> [Aim] Return only the count of lines in which the word "this" appears.

> [Data for processing]
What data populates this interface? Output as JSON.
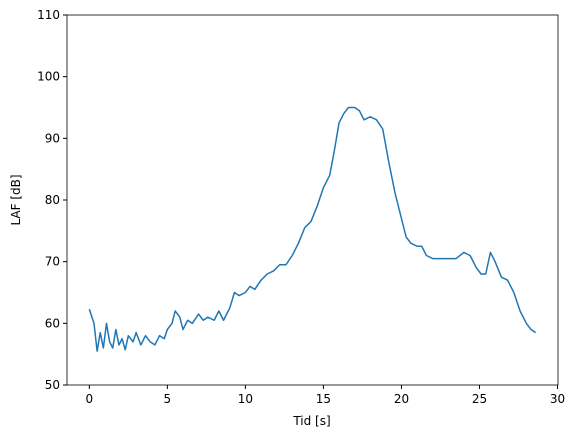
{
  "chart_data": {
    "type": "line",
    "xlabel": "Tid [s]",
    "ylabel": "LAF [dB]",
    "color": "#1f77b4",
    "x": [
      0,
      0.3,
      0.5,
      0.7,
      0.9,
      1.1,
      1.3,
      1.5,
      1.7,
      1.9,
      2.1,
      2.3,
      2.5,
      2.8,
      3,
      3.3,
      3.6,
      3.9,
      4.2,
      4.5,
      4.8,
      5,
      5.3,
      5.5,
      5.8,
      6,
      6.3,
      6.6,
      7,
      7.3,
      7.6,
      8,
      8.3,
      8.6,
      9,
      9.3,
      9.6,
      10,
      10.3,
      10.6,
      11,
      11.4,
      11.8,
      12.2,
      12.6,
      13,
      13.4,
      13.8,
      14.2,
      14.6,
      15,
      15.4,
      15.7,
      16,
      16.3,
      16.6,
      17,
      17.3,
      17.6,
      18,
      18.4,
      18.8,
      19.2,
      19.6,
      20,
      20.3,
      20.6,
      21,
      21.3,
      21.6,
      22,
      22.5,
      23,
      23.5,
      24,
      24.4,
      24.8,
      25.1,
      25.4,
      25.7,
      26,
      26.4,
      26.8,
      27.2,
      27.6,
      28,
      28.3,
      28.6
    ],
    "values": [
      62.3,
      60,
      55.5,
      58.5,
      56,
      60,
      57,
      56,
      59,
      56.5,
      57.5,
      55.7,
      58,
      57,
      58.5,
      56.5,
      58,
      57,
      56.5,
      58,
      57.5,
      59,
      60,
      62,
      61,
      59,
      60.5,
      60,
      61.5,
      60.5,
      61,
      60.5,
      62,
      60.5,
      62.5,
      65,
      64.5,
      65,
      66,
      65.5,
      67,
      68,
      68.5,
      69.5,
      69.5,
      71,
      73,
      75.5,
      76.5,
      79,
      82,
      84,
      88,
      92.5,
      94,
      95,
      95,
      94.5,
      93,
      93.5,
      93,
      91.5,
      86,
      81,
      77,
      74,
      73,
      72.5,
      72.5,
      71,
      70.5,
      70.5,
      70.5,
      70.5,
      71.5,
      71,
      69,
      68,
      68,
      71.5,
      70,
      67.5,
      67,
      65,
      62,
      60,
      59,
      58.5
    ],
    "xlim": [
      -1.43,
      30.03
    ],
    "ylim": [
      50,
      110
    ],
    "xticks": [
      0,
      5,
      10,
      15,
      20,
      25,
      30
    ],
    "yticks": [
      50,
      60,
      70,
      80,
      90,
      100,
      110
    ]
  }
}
...
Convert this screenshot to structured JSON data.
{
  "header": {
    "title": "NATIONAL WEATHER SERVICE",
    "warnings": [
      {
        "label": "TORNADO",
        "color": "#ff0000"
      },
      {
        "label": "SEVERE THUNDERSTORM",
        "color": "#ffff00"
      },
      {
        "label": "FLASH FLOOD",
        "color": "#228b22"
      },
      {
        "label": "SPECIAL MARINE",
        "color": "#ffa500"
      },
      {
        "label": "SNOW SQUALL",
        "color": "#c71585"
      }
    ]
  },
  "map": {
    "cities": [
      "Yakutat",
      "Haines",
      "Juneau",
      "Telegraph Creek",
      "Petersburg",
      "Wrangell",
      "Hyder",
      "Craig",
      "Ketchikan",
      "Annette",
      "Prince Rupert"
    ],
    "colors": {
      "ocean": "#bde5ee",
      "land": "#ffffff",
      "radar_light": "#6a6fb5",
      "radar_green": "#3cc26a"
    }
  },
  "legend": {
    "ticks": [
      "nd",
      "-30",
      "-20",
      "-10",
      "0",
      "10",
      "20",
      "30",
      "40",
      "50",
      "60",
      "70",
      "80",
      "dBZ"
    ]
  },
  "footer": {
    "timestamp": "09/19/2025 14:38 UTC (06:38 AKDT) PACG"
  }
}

> [Task response] 2